▶ **What you will do**: Report, as a bare number, how many lines of the material below contain the word "xlabel".

▶ **Excerpts from a figure dataset**:
========
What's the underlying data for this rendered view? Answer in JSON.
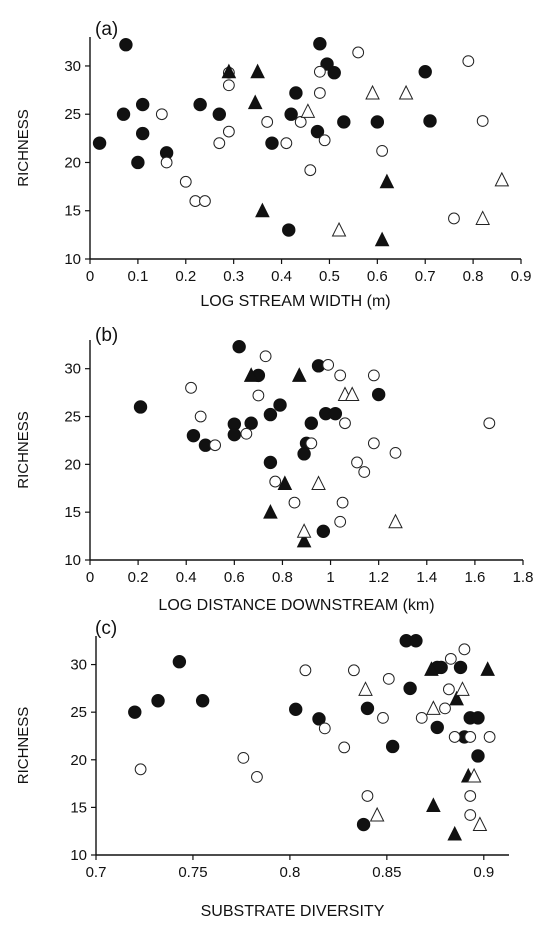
{
  "chart_data": [
    {
      "type": "scatter",
      "panel_label": "(a)",
      "xlabel": "LOG STREAM WIDTH (m)",
      "ylabel": "RICHNESS",
      "xlim": [
        0,
        0.9
      ],
      "ylim": [
        10,
        33
      ],
      "xticks": [
        0,
        0.1,
        0.2,
        0.3,
        0.4,
        0.5,
        0.6,
        0.7,
        0.8,
        0.9
      ],
      "xtick_labels": [
        "0",
        "0.1",
        "0.2",
        "0.3",
        "0.4",
        "0.5",
        "0.6",
        "0.7",
        "0.8",
        "0.9"
      ],
      "yticks": [
        10,
        15,
        20,
        25,
        30
      ],
      "ytick_labels": [
        "10",
        "15",
        "20",
        "25",
        "30"
      ],
      "series": [
        {
          "marker": "filled-circle",
          "points": [
            [
              0.075,
              32.2
            ],
            [
              0.07,
              25
            ],
            [
              0.11,
              26
            ],
            [
              0.11,
              23
            ],
            [
              0.1,
              20
            ],
            [
              0.02,
              22
            ],
            [
              0.16,
              21
            ],
            [
              0.23,
              26
            ],
            [
              0.27,
              25
            ],
            [
              0.38,
              22
            ],
            [
              0.42,
              25
            ],
            [
              0.43,
              27.2
            ],
            [
              0.415,
              13
            ],
            [
              0.48,
              32.3
            ],
            [
              0.495,
              30.2
            ],
            [
              0.51,
              29.3
            ],
            [
              0.475,
              23.2
            ],
            [
              0.53,
              24.2
            ],
            [
              0.6,
              24.2
            ],
            [
              0.7,
              29.4
            ],
            [
              0.71,
              24.3
            ]
          ]
        },
        {
          "marker": "open-circle",
          "points": [
            [
              0.15,
              25
            ],
            [
              0.16,
              20
            ],
            [
              0.2,
              18
            ],
            [
              0.22,
              16
            ],
            [
              0.24,
              16
            ],
            [
              0.29,
              29.3
            ],
            [
              0.29,
              28
            ],
            [
              0.27,
              22
            ],
            [
              0.29,
              23.2
            ],
            [
              0.37,
              24.2
            ],
            [
              0.41,
              22
            ],
            [
              0.44,
              24.2
            ],
            [
              0.46,
              19.2
            ],
            [
              0.48,
              29.4
            ],
            [
              0.48,
              27.2
            ],
            [
              0.49,
              22.3
            ],
            [
              0.56,
              31.4
            ],
            [
              0.61,
              21.2
            ],
            [
              0.79,
              30.5
            ],
            [
              0.82,
              24.3
            ],
            [
              0.76,
              14.2
            ]
          ]
        },
        {
          "marker": "filled-triangle",
          "points": [
            [
              0.29,
              29.4
            ],
            [
              0.35,
              29.4
            ],
            [
              0.345,
              26.2
            ],
            [
              0.36,
              15
            ],
            [
              0.61,
              12
            ],
            [
              0.62,
              18
            ]
          ]
        },
        {
          "marker": "open-triangle",
          "points": [
            [
              0.455,
              25.3
            ],
            [
              0.52,
              13
            ],
            [
              0.59,
              27.2
            ],
            [
              0.66,
              27.2
            ],
            [
              0.82,
              14.2
            ],
            [
              0.86,
              18.2
            ]
          ]
        }
      ]
    },
    {
      "type": "scatter",
      "panel_label": "(b)",
      "xlabel": "LOG DISTANCE DOWNSTREAM (km)",
      "ylabel": "RICHNESS",
      "xlim": [
        0,
        1.8
      ],
      "ylim": [
        10,
        33
      ],
      "xticks": [
        0,
        0.2,
        0.4,
        0.6,
        0.8,
        1.0,
        1.2,
        1.4,
        1.6,
        1.8
      ],
      "xtick_labels": [
        "0",
        "0.2",
        "0.4",
        "0.6",
        "0.8",
        "1",
        "1.2",
        "1.4",
        "1.6",
        "1.8"
      ],
      "yticks": [
        10,
        15,
        20,
        25,
        30
      ],
      "ytick_labels": [
        "10",
        "15",
        "20",
        "25",
        "30"
      ],
      "series": [
        {
          "marker": "filled-circle",
          "points": [
            [
              0.21,
              26
            ],
            [
              0.43,
              23
            ],
            [
              0.48,
              22
            ],
            [
              0.6,
              24.2
            ],
            [
              0.6,
              23.1
            ],
            [
              0.62,
              32.3
            ],
            [
              0.67,
              24.3
            ],
            [
              0.7,
              29.3
            ],
            [
              0.75,
              25.2
            ],
            [
              0.75,
              20.2
            ],
            [
              0.79,
              26.2
            ],
            [
              0.9,
              22.2
            ],
            [
              0.89,
              21.1
            ],
            [
              0.92,
              24.3
            ],
            [
              0.95,
              30.3
            ],
            [
              0.98,
              25.3
            ],
            [
              1.02,
              25.3
            ],
            [
              1.2,
              27.3
            ],
            [
              0.97,
              13
            ]
          ]
        },
        {
          "marker": "open-circle",
          "points": [
            [
              0.42,
              28
            ],
            [
              0.46,
              25
            ],
            [
              0.52,
              22
            ],
            [
              0.65,
              23.2
            ],
            [
              0.7,
              27.2
            ],
            [
              0.73,
              31.3
            ],
            [
              0.77,
              18.2
            ],
            [
              0.85,
              16
            ],
            [
              0.92,
              22.2
            ],
            [
              0.99,
              30.4
            ],
            [
              1.04,
              29.3
            ],
            [
              1.06,
              24.3
            ],
            [
              1.05,
              16
            ],
            [
              1.04,
              14
            ],
            [
              1.11,
              20.2
            ],
            [
              1.14,
              19.2
            ],
            [
              1.18,
              22.2
            ],
            [
              1.18,
              29.3
            ],
            [
              1.27,
              21.2
            ],
            [
              1.66,
              24.3
            ]
          ]
        },
        {
          "marker": "filled-triangle",
          "points": [
            [
              0.67,
              29.3
            ],
            [
              0.81,
              18
            ],
            [
              0.75,
              15
            ],
            [
              0.87,
              29.3
            ],
            [
              0.89,
              12
            ]
          ]
        },
        {
          "marker": "open-triangle",
          "points": [
            [
              0.89,
              13
            ],
            [
              0.95,
              18
            ],
            [
              1.06,
              27.3
            ],
            [
              1.09,
              27.3
            ],
            [
              1.27,
              14
            ]
          ]
        }
      ]
    },
    {
      "type": "scatter",
      "panel_label": "(c)",
      "xlabel": "SUBSTRATE DIVERSITY",
      "ylabel": "RICHNESS",
      "xlim": [
        0.7,
        0.913
      ],
      "ylim": [
        10,
        33
      ],
      "xticks": [
        0.7,
        0.75,
        0.8,
        0.85,
        0.9
      ],
      "xtick_labels": [
        "0.7",
        "0.75",
        "0.8",
        "0.85",
        "0.9"
      ],
      "yticks": [
        10,
        15,
        20,
        25,
        30
      ],
      "ytick_labels": [
        "10",
        "15",
        "20",
        "25",
        "30"
      ],
      "series": [
        {
          "marker": "filled-circle",
          "points": [
            [
              0.72,
              25
            ],
            [
              0.732,
              26.2
            ],
            [
              0.743,
              30.3
            ],
            [
              0.755,
              26.2
            ],
            [
              0.803,
              25.3
            ],
            [
              0.815,
              24.3
            ],
            [
              0.84,
              25.4
            ],
            [
              0.853,
              21.4
            ],
            [
              0.838,
              13.2
            ],
            [
              0.86,
              32.5
            ],
            [
              0.865,
              32.5
            ],
            [
              0.862,
              27.5
            ],
            [
              0.876,
              29.7
            ],
            [
              0.878,
              29.7
            ],
            [
              0.888,
              29.7
            ],
            [
              0.876,
              23.4
            ],
            [
              0.89,
              22.4
            ],
            [
              0.893,
              24.4
            ],
            [
              0.897,
              24.4
            ],
            [
              0.897,
              20.4
            ]
          ]
        },
        {
          "marker": "open-circle",
          "points": [
            [
              0.723,
              19
            ],
            [
              0.776,
              20.2
            ],
            [
              0.783,
              18.2
            ],
            [
              0.808,
              29.4
            ],
            [
              0.818,
              23.3
            ],
            [
              0.828,
              21.3
            ],
            [
              0.833,
              29.4
            ],
            [
              0.848,
              24.4
            ],
            [
              0.851,
              28.5
            ],
            [
              0.84,
              16.2
            ],
            [
              0.868,
              24.4
            ],
            [
              0.88,
              25.4
            ],
            [
              0.882,
              27.4
            ],
            [
              0.883,
              30.6
            ],
            [
              0.885,
              22.4
            ],
            [
              0.89,
              31.6
            ],
            [
              0.893,
              22.4
            ],
            [
              0.903,
              22.4
            ],
            [
              0.893,
              16.2
            ],
            [
              0.893,
              14.2
            ]
          ]
        },
        {
          "marker": "filled-triangle",
          "points": [
            [
              0.873,
              29.5
            ],
            [
              0.874,
              15.2
            ],
            [
              0.885,
              12.2
            ],
            [
              0.886,
              26.4
            ],
            [
              0.902,
              29.5
            ],
            [
              0.892,
              18.3
            ]
          ]
        },
        {
          "marker": "open-triangle",
          "points": [
            [
              0.839,
              27.4
            ],
            [
              0.845,
              14.2
            ],
            [
              0.874,
              25.4
            ],
            [
              0.889,
              27.4
            ],
            [
              0.895,
              18.3
            ],
            [
              0.898,
              13.2
            ]
          ]
        }
      ]
    }
  ]
}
========
▶ **Final result**: 3